> _Problem description_: Write every record out again exactly, and keep images out of it.

--- Begin ---

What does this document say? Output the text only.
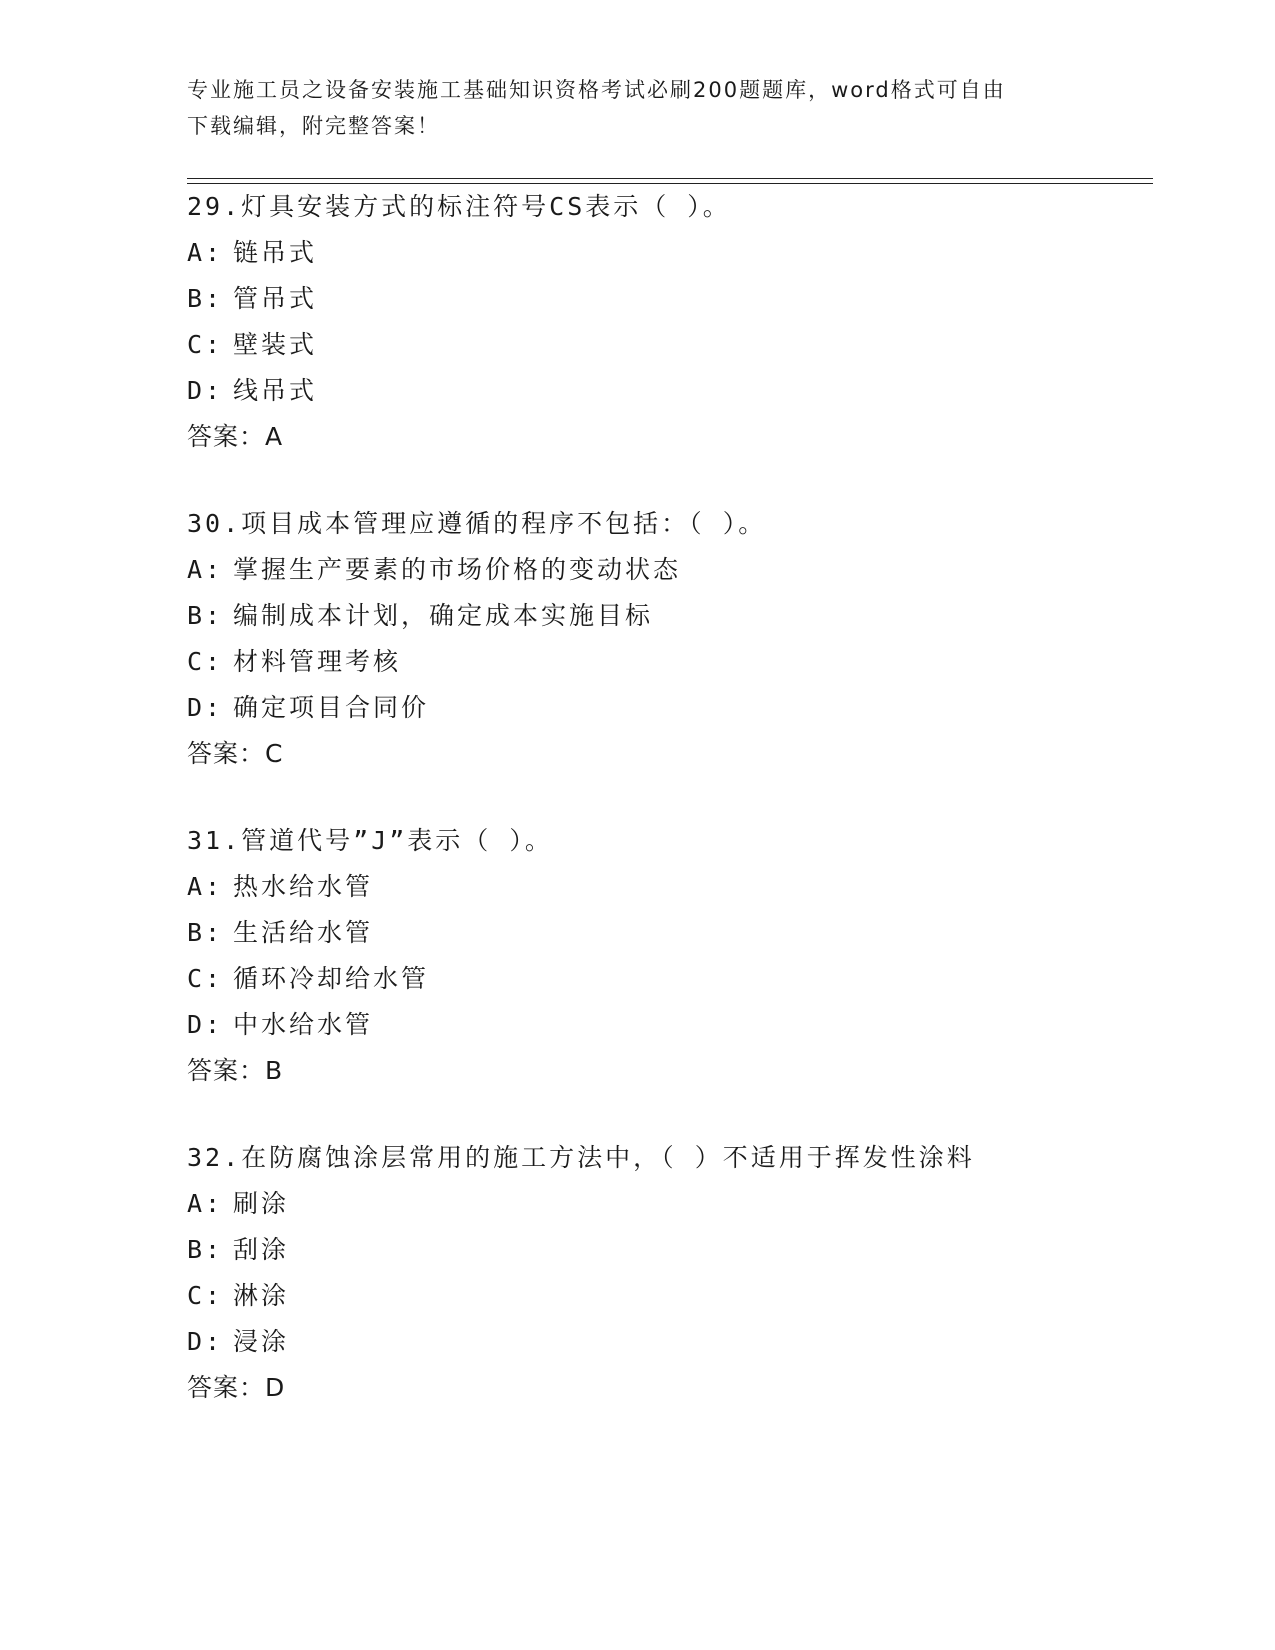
专业施工员之设备安装施工基础知识资格考试必刷200题题库，word格式可自由
下载编辑，附完整答案！
29.灯具安装方式的标注符号CS表示（ ）。
A: 链吊式
B: 管吊式
C: 壁装式
D: 线吊式
答案：A
30.项目成本管理应遵循的程序不包括：（ ）。
A: 掌握生产要素的市场价格的变动状态
B: 编制成本计划，确定成本实施目标
C: 材料管理考核
D: 确定项目合同价
答案：C
31.管道代号”J”表示（ ）。
A: 热水给水管
B: 生活给水管
C: 循环冷却给水管
D: 中水给水管
答案：B
32.在防腐蚀涂层常用的施工方法中，（ ）不适用于挥发性涂料
A: 刷涂
B: 刮涂
C: 淋涂
D: 浸涂
答案：D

--- End ---

> _Output_:
What does this document say? Output the text only.
专业施工员之设备安装施工基础知识资格考试必刷200题题库，word格式可自由
下载编辑，附完整答案！
29.灯具安装方式的标注符号CS表示（ ）。
A: 链吊式
B: 管吊式
C: 壁装式
D: 线吊式
答案：A
30.项目成本管理应遵循的程序不包括：（ ）。
A: 掌握生产要素的市场价格的变动状态
B: 编制成本计划，确定成本实施目标
C: 材料管理考核
D: 确定项目合同价
答案：C
31.管道代号”J”表示（ ）。
A: 热水给水管
B: 生活给水管
C: 循环冷却给水管
D: 中水给水管
答案：B
32.在防腐蚀涂层常用的施工方法中，（ ）不适用于挥发性涂料
A: 刷涂
B: 刮涂
C: 淋涂
D: 浸涂
答案：D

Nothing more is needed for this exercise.